§ **Set problem**: Quote every entry word for word.

§ **Records for the exercise**:

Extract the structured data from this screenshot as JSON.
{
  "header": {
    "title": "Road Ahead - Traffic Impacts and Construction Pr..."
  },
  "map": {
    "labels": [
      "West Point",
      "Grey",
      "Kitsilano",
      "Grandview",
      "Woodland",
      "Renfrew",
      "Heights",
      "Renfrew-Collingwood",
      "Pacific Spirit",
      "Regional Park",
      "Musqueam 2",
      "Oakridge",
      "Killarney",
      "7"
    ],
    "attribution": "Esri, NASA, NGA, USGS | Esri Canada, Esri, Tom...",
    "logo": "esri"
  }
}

§ **Solution for this problem**:
Extract the structured data from this screenshot as JSON.
{
  "header": {
    "title": "Road Ahead - Traffic Impacts and Construction Pr..."
  },
  "map": {
    "labels": [
      "West Point",
      "Grey",
      "Kitsilano",
      "Grandview",
      "Woodland",
      "Renfrew",
      "Heights",
      "Renfrew-Collingwood",
      "Pacific Spirit",
      "Regional Park",
      "Musqueam 2",
      "Oakridge",
      "Killarney",
      "7"
    ],
    "attribution": "Esri, NASA, NGA, USGS | Esri Canada, Esri, Tom...",
    "logo": "esri"
  }
}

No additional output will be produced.